** begin Materials provided **

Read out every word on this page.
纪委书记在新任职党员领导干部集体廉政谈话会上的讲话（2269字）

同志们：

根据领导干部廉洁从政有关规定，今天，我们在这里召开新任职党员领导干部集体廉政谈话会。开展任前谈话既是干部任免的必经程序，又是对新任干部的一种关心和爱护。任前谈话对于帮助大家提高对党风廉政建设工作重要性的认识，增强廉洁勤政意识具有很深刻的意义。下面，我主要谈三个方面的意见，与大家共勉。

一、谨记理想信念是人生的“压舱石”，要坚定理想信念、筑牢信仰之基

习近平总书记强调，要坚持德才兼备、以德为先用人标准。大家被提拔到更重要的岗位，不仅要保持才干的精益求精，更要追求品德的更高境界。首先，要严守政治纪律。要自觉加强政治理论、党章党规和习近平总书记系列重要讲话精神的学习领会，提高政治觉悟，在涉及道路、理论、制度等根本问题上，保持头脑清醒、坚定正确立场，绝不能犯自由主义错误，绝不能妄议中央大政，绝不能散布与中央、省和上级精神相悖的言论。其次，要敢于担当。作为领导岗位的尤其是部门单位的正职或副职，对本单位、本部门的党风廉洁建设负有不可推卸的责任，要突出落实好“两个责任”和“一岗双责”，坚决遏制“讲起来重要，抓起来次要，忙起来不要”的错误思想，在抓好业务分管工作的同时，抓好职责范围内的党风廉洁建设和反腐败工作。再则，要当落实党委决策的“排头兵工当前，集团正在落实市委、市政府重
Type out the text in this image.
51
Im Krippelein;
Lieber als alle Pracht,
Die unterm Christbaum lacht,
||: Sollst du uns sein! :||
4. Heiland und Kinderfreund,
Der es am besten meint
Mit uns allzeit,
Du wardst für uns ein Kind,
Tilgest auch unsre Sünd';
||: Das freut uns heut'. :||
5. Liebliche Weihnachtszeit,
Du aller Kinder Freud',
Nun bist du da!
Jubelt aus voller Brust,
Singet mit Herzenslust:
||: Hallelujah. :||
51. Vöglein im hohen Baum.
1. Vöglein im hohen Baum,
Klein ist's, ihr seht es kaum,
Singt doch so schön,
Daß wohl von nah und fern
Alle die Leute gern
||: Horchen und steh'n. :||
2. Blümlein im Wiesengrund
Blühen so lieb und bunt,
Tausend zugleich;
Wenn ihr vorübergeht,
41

** end Materials provided **

• [Goal]
Reproduce, word for word, only the lines from the one that contains "Type out the text in this image." through the final line.

• [Output for this exercise]
Type out the text in this image.
51
Im Krippelein;
Lieber als alle Pracht,
Die unterm Christbaum lacht,
||: Sollst du uns sein! :||
4. Heiland und Kinderfreund,
Der es am besten meint
Mit uns allzeit,
Du wardst für uns ein Kind,
Tilgest auch unsre Sünd';
||: Das freut uns heut'. :||
5. Liebliche Weihnachtszeit,
Du aller Kinder Freud',
Nun bist du da!
Jubelt aus voller Brust,
Singet mit Herzenslust:
||: Hallelujah. :||
51. Vöglein im hohen Baum.
1. Vöglein im hohen Baum,
Klein ist's, ihr seht es kaum,
Singt doch so schön,
Daß wohl von nah und fern
Alle die Leute gern
||: Horchen und steh'n. :||
2. Blümlein im Wiesengrund
Blühen so lieb und bunt,
Tausend zugleich;
Wenn ihr vorübergeht,
41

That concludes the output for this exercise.